Problem to solve
Go through the listing and pick out each line with the word "Pressure" in it.

[start]

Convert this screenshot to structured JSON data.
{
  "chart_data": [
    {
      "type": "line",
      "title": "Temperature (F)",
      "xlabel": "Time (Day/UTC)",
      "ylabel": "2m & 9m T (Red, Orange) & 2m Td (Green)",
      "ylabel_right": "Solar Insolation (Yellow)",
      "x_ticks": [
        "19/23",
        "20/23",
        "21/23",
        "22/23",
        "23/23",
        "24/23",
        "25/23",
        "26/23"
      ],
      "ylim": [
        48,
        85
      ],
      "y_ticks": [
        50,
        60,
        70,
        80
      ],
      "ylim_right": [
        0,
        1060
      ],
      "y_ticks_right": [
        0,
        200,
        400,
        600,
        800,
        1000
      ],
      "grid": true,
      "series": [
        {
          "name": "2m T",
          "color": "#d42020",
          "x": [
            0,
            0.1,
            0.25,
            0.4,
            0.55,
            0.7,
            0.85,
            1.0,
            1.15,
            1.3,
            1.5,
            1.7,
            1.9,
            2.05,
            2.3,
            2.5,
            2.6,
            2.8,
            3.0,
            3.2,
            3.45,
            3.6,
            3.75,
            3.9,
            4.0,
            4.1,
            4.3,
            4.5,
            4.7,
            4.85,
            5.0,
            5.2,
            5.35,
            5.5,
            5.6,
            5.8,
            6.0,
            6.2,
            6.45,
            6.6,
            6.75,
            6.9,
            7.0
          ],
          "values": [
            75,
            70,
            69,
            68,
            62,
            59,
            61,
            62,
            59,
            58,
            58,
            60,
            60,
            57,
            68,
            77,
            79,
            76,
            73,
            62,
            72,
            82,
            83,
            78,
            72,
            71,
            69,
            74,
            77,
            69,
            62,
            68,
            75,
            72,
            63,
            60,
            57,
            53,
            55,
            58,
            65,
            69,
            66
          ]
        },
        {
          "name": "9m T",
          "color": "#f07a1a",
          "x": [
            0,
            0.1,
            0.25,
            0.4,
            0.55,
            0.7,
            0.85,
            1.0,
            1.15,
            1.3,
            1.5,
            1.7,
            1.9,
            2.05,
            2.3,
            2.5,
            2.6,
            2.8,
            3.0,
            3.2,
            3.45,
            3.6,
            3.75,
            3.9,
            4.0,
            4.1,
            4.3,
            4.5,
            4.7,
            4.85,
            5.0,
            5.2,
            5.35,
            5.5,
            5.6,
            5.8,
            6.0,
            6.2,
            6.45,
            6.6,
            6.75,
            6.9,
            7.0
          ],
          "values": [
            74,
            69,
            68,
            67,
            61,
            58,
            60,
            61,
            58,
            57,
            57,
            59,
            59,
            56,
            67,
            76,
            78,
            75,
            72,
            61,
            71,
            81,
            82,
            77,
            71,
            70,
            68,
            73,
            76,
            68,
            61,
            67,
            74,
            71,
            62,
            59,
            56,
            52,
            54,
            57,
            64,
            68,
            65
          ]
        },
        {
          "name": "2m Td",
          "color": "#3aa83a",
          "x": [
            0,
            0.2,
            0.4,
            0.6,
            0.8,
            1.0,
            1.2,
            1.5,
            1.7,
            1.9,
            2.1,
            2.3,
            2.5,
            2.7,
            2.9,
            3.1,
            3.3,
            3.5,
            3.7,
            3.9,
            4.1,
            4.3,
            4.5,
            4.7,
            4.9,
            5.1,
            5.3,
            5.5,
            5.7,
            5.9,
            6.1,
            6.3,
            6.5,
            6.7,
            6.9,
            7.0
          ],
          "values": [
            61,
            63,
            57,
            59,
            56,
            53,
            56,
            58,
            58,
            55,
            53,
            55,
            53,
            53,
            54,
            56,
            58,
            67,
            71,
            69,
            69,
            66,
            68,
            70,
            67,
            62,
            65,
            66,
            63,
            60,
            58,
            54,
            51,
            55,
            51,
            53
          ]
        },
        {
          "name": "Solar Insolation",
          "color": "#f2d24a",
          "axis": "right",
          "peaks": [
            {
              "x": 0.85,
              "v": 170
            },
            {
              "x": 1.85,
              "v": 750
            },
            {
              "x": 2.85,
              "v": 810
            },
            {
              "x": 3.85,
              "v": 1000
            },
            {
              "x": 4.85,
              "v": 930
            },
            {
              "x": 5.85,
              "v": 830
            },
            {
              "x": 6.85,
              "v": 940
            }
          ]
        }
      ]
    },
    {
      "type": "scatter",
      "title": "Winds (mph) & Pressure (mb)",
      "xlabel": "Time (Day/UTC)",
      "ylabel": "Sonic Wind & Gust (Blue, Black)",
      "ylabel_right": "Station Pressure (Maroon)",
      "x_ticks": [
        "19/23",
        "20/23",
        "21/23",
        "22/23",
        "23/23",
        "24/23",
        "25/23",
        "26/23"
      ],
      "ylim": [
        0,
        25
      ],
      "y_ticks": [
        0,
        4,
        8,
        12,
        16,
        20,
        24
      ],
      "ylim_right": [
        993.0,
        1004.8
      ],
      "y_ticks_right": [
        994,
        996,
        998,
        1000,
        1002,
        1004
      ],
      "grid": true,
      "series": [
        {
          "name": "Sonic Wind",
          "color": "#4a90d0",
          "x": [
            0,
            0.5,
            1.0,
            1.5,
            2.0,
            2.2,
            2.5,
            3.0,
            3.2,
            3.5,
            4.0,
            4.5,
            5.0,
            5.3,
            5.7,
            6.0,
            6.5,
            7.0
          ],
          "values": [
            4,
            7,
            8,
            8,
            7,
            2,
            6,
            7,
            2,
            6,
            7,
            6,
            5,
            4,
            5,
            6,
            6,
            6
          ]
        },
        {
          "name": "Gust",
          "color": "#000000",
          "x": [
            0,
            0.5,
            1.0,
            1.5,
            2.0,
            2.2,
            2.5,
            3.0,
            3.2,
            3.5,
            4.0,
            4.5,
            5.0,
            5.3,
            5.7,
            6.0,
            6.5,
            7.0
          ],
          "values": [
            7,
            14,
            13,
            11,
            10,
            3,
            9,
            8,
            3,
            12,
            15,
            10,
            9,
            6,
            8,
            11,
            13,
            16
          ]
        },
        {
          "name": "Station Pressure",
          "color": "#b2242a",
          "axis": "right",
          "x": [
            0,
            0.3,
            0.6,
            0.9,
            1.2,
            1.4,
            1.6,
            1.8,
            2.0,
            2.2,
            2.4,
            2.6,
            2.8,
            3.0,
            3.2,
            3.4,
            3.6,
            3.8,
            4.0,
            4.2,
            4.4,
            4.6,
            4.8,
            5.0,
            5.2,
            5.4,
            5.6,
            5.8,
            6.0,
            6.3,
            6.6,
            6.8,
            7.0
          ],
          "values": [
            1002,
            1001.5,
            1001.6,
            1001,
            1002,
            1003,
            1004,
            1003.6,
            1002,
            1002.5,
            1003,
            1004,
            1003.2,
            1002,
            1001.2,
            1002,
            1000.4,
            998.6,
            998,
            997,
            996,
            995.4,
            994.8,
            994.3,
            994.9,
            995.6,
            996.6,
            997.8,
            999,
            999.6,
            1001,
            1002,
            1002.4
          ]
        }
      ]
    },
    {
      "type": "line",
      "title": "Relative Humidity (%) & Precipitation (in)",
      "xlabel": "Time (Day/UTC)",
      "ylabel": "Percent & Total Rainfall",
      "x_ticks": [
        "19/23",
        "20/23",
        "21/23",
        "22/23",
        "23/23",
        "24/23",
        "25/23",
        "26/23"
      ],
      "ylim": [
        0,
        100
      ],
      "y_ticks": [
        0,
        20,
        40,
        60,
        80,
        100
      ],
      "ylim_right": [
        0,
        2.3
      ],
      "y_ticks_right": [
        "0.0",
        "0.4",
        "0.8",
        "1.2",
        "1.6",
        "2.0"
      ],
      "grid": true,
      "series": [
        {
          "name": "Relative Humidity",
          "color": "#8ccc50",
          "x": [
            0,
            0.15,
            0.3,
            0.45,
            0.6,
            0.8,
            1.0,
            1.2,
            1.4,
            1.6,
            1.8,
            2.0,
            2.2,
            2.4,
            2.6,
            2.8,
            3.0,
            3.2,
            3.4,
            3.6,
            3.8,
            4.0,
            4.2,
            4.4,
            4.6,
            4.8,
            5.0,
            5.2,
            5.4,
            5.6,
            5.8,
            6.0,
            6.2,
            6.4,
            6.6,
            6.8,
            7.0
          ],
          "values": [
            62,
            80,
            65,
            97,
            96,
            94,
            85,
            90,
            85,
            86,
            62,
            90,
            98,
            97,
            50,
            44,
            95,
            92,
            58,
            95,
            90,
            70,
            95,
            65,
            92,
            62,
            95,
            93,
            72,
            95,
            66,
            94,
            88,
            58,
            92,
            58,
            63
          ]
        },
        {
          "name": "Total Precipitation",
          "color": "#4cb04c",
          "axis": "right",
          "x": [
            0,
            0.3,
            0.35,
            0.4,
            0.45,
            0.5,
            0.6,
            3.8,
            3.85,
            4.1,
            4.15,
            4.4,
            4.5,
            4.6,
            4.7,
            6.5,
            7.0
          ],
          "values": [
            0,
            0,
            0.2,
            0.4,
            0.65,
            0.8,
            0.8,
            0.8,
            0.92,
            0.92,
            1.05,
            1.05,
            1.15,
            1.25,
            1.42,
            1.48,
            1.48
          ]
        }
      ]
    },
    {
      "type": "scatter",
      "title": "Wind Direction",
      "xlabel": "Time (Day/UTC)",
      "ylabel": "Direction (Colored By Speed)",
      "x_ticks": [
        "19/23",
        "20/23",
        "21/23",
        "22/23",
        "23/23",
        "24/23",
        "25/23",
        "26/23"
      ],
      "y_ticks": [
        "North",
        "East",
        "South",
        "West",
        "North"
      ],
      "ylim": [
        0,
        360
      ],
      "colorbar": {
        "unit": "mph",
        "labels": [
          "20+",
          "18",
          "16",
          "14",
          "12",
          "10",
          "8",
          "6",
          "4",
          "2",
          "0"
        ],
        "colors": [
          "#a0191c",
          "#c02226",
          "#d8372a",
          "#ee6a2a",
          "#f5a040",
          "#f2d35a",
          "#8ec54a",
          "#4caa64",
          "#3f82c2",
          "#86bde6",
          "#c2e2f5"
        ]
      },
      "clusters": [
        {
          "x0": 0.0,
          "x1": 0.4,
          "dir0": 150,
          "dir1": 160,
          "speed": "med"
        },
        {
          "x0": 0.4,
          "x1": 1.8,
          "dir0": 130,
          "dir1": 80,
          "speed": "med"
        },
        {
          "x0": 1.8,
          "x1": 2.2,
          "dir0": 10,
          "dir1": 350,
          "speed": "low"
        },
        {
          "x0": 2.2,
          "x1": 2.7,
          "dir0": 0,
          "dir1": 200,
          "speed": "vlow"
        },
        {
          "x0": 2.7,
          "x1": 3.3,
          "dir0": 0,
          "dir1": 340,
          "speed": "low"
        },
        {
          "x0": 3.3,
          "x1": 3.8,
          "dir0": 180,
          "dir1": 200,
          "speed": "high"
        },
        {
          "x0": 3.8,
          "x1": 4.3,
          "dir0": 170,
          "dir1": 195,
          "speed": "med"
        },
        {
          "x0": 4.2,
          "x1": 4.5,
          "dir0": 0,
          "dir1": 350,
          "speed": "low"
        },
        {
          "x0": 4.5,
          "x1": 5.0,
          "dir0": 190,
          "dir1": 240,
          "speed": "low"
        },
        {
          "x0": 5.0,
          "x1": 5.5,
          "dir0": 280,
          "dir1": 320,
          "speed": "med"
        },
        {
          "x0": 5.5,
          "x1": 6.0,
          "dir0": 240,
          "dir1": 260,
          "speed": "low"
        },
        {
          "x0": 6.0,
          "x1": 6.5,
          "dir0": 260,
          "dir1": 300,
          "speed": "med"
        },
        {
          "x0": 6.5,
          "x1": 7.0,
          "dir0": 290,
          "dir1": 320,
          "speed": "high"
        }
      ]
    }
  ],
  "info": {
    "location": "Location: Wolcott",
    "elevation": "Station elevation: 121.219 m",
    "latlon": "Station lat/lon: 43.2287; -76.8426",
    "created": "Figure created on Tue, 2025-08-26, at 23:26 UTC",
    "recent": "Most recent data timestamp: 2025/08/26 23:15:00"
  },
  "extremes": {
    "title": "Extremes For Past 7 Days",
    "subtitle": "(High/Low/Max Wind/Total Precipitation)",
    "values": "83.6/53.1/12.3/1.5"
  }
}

[end]

Task solution
      "title": "Winds (mph) & Pressure (mb)",
      "ylabel_right": "Station Pressure (Maroon)",
          "name": "Station Pressure",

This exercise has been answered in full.